### What the task requires
Below are some records. Pull every line that contains the word "avalista".
════════════════════
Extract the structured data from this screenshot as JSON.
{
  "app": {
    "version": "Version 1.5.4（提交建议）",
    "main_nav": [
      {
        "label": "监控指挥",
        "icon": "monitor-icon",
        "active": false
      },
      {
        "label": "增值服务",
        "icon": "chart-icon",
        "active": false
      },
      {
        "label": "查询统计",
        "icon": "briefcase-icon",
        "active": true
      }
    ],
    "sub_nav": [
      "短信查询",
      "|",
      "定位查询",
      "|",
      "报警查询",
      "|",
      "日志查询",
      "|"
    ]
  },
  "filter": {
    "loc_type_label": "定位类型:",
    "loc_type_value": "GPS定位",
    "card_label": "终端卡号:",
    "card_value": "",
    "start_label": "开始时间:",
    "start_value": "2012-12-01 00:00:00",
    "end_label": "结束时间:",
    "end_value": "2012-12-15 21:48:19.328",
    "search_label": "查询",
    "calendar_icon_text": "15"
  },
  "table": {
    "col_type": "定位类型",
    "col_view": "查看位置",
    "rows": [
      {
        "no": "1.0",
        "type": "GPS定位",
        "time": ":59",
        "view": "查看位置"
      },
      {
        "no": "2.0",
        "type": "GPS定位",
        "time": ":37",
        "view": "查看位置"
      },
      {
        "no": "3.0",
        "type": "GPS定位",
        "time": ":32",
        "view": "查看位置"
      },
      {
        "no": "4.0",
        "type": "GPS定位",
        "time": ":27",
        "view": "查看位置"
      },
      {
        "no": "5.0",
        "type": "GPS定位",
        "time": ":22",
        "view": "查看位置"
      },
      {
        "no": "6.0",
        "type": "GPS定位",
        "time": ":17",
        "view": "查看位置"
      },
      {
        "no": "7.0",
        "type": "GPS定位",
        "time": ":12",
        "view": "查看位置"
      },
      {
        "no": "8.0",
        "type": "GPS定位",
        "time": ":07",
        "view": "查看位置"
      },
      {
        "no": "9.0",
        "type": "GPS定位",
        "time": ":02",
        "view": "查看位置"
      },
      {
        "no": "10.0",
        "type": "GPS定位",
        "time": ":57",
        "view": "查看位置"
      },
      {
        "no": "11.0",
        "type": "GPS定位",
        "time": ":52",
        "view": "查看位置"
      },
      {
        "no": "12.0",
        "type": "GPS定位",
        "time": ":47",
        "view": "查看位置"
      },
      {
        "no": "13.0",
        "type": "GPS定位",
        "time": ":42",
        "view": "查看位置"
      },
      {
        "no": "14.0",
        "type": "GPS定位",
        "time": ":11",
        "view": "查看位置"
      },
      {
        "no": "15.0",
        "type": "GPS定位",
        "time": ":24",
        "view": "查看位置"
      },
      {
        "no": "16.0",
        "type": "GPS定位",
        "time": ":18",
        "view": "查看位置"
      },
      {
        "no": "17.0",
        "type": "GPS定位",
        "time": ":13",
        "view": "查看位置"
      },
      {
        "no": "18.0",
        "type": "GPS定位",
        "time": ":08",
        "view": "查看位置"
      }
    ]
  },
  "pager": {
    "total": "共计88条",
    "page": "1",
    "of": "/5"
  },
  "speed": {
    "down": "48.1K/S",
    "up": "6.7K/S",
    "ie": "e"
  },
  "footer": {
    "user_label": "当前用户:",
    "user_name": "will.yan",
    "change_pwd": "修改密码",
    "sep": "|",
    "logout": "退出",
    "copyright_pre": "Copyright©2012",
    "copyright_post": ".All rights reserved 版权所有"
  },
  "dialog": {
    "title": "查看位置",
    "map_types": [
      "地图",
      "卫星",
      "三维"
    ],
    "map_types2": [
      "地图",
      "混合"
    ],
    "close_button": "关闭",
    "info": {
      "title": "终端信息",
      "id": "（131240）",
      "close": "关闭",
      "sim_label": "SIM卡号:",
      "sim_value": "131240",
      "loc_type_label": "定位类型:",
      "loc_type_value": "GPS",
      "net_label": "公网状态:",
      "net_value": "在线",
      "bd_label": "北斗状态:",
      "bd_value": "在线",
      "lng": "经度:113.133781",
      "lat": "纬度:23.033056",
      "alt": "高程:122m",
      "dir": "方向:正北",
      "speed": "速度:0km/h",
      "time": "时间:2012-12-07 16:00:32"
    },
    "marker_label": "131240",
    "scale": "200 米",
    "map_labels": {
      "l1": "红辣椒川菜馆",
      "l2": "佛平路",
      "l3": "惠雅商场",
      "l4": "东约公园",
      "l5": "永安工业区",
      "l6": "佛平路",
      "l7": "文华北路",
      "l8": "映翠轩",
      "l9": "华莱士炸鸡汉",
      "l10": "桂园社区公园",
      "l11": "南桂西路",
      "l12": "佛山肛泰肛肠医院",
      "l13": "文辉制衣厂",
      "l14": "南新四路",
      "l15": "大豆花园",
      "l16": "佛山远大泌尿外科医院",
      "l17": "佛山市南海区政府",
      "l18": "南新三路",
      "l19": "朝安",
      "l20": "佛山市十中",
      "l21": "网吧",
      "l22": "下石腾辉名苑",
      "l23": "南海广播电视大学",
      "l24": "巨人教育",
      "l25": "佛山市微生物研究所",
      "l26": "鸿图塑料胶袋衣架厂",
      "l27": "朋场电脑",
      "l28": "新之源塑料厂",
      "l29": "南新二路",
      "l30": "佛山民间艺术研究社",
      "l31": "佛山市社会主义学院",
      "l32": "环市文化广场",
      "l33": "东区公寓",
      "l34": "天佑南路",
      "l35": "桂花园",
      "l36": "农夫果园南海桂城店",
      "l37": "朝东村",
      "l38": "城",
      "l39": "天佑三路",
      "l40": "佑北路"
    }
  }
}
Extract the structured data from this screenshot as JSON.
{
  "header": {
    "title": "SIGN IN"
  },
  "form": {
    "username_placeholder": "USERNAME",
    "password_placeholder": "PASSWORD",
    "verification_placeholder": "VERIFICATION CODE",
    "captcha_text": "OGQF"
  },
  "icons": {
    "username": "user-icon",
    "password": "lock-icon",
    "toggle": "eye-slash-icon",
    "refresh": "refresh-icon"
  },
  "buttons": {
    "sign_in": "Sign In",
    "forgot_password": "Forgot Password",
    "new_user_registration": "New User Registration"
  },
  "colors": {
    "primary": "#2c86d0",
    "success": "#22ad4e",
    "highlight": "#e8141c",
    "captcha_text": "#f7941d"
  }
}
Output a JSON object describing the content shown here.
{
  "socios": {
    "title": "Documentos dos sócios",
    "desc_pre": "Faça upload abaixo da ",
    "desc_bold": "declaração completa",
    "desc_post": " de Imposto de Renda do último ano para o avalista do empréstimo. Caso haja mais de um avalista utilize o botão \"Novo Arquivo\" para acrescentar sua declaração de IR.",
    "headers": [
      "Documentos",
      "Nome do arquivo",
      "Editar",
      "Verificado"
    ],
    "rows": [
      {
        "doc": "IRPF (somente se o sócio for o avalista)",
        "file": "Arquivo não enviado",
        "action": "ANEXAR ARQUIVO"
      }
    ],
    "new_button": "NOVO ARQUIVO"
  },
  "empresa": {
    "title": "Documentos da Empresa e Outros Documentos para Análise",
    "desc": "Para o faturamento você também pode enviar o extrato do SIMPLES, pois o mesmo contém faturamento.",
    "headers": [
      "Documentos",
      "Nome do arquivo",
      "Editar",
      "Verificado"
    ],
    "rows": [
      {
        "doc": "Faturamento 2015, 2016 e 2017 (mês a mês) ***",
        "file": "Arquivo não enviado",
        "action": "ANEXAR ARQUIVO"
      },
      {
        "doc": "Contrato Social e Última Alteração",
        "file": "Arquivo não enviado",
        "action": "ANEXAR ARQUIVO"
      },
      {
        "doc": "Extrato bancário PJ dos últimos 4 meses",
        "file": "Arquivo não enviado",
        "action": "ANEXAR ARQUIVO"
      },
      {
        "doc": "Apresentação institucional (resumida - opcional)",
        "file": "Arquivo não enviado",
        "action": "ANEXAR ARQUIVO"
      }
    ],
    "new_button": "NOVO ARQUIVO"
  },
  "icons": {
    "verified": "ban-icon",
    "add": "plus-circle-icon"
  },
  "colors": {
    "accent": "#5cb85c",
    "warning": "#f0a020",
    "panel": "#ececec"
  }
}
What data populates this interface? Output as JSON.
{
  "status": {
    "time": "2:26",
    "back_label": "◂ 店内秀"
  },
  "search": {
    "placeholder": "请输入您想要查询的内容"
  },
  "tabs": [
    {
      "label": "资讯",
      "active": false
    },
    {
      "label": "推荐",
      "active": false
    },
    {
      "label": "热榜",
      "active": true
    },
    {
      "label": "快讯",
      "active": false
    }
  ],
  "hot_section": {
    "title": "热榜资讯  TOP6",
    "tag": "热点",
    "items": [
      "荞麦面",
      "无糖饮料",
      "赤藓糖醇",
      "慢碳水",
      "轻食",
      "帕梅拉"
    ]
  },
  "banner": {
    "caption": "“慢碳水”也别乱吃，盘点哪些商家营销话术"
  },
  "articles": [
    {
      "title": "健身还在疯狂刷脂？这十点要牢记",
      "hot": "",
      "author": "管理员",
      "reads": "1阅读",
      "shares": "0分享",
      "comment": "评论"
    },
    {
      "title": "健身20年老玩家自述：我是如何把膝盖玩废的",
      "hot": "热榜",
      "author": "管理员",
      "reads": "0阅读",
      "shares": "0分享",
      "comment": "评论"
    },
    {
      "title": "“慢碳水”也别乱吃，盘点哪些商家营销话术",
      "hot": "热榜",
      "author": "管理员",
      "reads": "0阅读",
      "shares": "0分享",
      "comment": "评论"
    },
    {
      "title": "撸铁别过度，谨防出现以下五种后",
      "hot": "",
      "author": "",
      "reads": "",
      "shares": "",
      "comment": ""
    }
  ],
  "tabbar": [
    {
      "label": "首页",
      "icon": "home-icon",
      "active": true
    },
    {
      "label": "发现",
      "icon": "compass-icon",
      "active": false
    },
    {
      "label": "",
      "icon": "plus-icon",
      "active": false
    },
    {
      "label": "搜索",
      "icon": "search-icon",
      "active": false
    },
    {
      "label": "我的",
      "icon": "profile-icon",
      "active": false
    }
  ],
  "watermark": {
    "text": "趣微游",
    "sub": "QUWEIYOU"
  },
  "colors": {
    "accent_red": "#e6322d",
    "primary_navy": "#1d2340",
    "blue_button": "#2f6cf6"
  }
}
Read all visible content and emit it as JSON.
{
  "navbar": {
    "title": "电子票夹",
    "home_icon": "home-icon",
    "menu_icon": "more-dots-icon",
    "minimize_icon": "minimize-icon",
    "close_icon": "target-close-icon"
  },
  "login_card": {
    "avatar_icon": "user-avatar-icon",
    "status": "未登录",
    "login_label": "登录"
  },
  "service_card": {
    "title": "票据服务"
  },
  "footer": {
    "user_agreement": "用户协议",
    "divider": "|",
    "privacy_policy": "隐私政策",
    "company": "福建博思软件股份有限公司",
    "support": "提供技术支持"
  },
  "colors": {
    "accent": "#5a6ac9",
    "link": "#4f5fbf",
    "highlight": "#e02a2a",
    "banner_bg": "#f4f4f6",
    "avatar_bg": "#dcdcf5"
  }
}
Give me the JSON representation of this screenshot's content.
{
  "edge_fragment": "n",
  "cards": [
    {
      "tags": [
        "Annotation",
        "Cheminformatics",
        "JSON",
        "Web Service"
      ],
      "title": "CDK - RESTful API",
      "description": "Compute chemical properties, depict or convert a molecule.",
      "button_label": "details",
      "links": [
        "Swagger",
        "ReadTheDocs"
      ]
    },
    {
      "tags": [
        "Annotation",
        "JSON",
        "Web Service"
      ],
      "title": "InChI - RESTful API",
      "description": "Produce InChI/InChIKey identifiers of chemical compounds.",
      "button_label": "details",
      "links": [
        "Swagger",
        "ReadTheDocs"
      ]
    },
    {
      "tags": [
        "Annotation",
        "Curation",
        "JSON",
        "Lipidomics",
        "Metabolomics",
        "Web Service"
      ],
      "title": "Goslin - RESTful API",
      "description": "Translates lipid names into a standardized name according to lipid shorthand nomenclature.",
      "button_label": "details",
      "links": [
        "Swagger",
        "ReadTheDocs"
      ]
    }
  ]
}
════════════════════
### Correct output
    "desc_post": " de Imposto de Renda do último ano para o avalista do empréstimo. Caso haja mais de um avalista utilize o botão \"Novo Arquivo\" para acrescentar sua declaração de IR.",
        "doc": "IRPF (somente se o sócio for o avalista)",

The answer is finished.